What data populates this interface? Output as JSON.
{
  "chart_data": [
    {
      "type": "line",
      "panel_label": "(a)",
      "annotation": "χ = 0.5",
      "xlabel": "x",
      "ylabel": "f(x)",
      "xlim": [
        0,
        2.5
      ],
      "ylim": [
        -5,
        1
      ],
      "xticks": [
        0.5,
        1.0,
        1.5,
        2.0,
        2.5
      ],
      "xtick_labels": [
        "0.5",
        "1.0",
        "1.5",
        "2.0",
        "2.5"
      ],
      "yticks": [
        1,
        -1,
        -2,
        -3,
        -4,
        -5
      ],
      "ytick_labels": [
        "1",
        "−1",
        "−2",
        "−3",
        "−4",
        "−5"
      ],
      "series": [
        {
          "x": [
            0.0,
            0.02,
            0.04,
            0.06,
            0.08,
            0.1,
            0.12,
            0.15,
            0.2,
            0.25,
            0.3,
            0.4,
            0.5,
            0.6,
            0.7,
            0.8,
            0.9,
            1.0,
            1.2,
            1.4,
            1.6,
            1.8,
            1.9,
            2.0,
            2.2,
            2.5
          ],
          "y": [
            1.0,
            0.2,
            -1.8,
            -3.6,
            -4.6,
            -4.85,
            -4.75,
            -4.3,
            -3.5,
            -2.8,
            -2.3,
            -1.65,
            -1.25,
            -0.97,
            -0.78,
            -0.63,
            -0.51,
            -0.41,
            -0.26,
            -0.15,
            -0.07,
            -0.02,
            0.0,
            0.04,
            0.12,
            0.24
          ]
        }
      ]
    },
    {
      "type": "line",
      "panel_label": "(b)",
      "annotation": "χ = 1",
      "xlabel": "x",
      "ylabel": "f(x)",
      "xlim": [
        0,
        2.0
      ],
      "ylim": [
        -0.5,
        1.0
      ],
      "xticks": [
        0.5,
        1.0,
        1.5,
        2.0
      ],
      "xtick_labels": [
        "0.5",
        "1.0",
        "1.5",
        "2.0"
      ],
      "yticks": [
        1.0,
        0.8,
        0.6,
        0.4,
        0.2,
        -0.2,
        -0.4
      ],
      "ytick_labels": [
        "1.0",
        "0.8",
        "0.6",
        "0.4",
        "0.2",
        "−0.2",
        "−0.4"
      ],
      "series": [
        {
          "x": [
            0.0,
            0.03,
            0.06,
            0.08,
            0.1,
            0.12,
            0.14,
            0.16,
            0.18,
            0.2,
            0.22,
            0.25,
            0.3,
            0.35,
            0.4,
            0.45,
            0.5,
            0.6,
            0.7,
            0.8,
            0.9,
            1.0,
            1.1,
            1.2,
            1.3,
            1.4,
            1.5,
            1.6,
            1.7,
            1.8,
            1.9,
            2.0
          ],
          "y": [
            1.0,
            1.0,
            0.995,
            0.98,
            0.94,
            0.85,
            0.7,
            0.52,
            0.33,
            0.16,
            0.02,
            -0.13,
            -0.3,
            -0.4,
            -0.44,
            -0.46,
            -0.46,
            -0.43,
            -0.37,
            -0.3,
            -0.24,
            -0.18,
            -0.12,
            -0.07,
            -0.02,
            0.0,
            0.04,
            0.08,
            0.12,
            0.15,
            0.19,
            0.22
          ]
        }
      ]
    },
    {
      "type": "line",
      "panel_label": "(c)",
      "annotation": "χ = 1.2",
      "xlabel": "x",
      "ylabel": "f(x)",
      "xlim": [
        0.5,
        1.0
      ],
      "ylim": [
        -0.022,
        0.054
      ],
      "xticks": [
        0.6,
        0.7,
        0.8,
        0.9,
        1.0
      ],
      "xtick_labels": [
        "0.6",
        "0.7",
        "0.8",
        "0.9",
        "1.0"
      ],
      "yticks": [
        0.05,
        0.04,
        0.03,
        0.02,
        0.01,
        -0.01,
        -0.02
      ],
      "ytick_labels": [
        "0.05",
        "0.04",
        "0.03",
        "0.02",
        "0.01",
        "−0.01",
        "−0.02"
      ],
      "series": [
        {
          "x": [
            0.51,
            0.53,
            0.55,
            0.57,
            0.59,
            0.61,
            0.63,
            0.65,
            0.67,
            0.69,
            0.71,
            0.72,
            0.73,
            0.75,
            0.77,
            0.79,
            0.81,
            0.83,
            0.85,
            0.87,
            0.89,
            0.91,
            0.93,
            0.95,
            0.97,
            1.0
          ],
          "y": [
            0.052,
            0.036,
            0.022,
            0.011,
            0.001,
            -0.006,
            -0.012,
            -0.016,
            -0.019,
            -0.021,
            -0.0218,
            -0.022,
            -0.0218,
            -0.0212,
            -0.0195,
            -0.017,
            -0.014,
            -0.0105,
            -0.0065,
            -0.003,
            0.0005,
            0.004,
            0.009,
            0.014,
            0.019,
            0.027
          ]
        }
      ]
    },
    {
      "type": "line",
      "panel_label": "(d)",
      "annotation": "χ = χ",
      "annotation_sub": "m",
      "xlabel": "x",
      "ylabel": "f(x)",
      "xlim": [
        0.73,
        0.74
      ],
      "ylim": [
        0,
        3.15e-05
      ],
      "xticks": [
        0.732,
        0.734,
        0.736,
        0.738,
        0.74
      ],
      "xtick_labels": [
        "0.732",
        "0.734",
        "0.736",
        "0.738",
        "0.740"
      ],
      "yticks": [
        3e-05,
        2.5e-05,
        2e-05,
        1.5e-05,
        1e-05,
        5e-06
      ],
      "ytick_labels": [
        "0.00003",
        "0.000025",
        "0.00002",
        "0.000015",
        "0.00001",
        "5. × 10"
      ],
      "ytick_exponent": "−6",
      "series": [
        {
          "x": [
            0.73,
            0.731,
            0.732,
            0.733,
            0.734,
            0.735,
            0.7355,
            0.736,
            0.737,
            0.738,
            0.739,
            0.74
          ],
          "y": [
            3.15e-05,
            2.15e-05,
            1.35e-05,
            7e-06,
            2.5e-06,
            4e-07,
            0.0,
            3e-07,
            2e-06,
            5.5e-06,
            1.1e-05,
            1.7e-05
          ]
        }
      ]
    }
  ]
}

§ Your instructions: Quote all of the entries exactly as they appear.

§ The reply:
What data populates this interface? Output as JSON.
{
  "chart_data": [
    {
      "type": "line",
      "panel_label": "(a)",
      "annotation": "χ = 0.5",
      "xlabel": "x",
      "ylabel": "f(x)",
      "xlim": [
        0,
        2.5
      ],
      "ylim": [
        -5,
        1
      ],
      "xticks": [
        0.5,
        1.0,
        1.5,
        2.0,
        2.5
      ],
      "xtick_labels": [
        "0.5",
        "1.0",
        "1.5",
        "2.0",
        "2.5"
      ],
      "yticks": [
        1,
        -1,
        -2,
        -3,
        -4,
        -5
      ],
      "ytick_labels": [
        "1",
        "−1",
        "−2",
        "−3",
        "−4",
        "−5"
      ],
      "series": [
        {
          "x": [
            0.0,
            0.02,
            0.04,
            0.06,
            0.08,
            0.1,
            0.12,
            0.15,
            0.2,
            0.25,
            0.3,
            0.4,
            0.5,
            0.6,
            0.7,
            0.8,
            0.9,
            1.0,
            1.2,
            1.4,
            1.6,
            1.8,
            1.9,
            2.0,
            2.2,
            2.5
          ],
          "y": [
            1.0,
            0.2,
            -1.8,
            -3.6,
            -4.6,
            -4.85,
            -4.75,
            -4.3,
            -3.5,
            -2.8,
            -2.3,
            -1.65,
            -1.25,
            -0.97,
            -0.78,
            -0.63,
            -0.51,
            -0.41,
            -0.26,
            -0.15,
            -0.07,
            -0.02,
            0.0,
            0.04,
            0.12,
            0.24
          ]
        }
      ]
    },
    {
      "type": "line",
      "panel_label": "(b)",
      "annotation": "χ = 1",
      "xlabel": "x",
      "ylabel": "f(x)",
      "xlim": [
        0,
        2.0
      ],
      "ylim": [
        -0.5,
        1.0
      ],
      "xticks": [
        0.5,
        1.0,
        1.5,
        2.0
      ],
      "xtick_labels": [
        "0.5",
        "1.0",
        "1.5",
        "2.0"
      ],
      "yticks": [
        1.0,
        0.8,
        0.6,
        0.4,
        0.2,
        -0.2,
        -0.4
      ],
      "ytick_labels": [
        "1.0",
        "0.8",
        "0.6",
        "0.4",
        "0.2",
        "−0.2",
        "−0.4"
      ],
      "series": [
        {
          "x": [
            0.0,
            0.03,
            0.06,
            0.08,
            0.1,
            0.12,
            0.14,
            0.16,
            0.18,
            0.2,
            0.22,
            0.25,
            0.3,
            0.35,
            0.4,
            0.45,
            0.5,
            0.6,
            0.7,
            0.8,
            0.9,
            1.0,
            1.1,
            1.2,
            1.3,
            1.4,
            1.5,
            1.6,
            1.7,
            1.8,
            1.9,
            2.0
          ],
          "y": [
            1.0,
            1.0,
            0.995,
            0.98,
            0.94,
            0.85,
            0.7,
            0.52,
            0.33,
            0.16,
            0.02,
            -0.13,
            -0.3,
            -0.4,
            -0.44,
            -0.46,
            -0.46,
            -0.43,
            -0.37,
            -0.3,
            -0.24,
            -0.18,
            -0.12,
            -0.07,
            -0.02,
            0.0,
            0.04,
            0.08,
            0.12,
            0.15,
            0.19,
            0.22
          ]
        }
      ]
    },
    {
      "type": "line",
      "panel_label": "(c)",
      "annotation": "χ = 1.2",
      "xlabel": "x",
      "ylabel": "f(x)",
      "xlim": [
        0.5,
        1.0
      ],
      "ylim": [
        -0.022,
        0.054
      ],
      "xticks": [
        0.6,
        0.7,
        0.8,
        0.9,
        1.0
      ],
      "xtick_labels": [
        "0.6",
        "0.7",
        "0.8",
        "0.9",
        "1.0"
      ],
      "yticks": [
        0.05,
        0.04,
        0.03,
        0.02,
        0.01,
        -0.01,
        -0.02
      ],
      "ytick_labels": [
        "0.05",
        "0.04",
        "0.03",
        "0.02",
        "0.01",
        "−0.01",
        "−0.02"
      ],
      "series": [
        {
          "x": [
            0.51,
            0.53,
            0.55,
            0.57,
            0.59,
            0.61,
            0.63,
            0.65,
            0.67,
            0.69,
            0.71,
            0.72,
            0.73,
            0.75,
            0.77,
            0.79,
            0.81,
            0.83,
            0.85,
            0.87,
            0.89,
            0.91,
            0.93,
            0.95,
            0.97,
            1.0
          ],
          "y": [
            0.052,
            0.036,
            0.022,
            0.011,
            0.001,
            -0.006,
            -0.012,
            -0.016,
            -0.019,
            -0.021,
            -0.0218,
            -0.022,
            -0.0218,
            -0.0212,
            -0.0195,
            -0.017,
            -0.014,
            -0.0105,
            -0.0065,
            -0.003,
            0.0005,
            0.004,
            0.009,
            0.014,
            0.019,
            0.027
          ]
        }
      ]
    },
    {
      "type": "line",
      "panel_label": "(d)",
      "annotation": "χ = χ",
      "annotation_sub": "m",
      "xlabel": "x",
      "ylabel": "f(x)",
      "xlim": [
        0.73,
        0.74
      ],
      "ylim": [
        0,
        3.15e-05
      ],
      "xticks": [
        0.732,
        0.734,
        0.736,
        0.738,
        0.74
      ],
      "xtick_labels": [
        "0.732",
        "0.734",
        "0.736",
        "0.738",
        "0.740"
      ],
      "yticks": [
        3e-05,
        2.5e-05,
        2e-05,
        1.5e-05,
        1e-05,
        5e-06
      ],
      "ytick_labels": [
        "0.00003",
        "0.000025",
        "0.00002",
        "0.000015",
        "0.00001",
        "5. × 10"
      ],
      "ytick_exponent": "−6",
      "series": [
        {
          "x": [
            0.73,
            0.731,
            0.732,
            0.733,
            0.734,
            0.735,
            0.7355,
            0.736,
            0.737,
            0.738,
            0.739,
            0.74
          ],
          "y": [
            3.15e-05,
            2.15e-05,
            1.35e-05,
            7e-06,
            2.5e-06,
            4e-07,
            0.0,
            3e-07,
            2e-06,
            5.5e-06,
            1.1e-05,
            1.7e-05
          ]
        }
      ]
    }
  ]
}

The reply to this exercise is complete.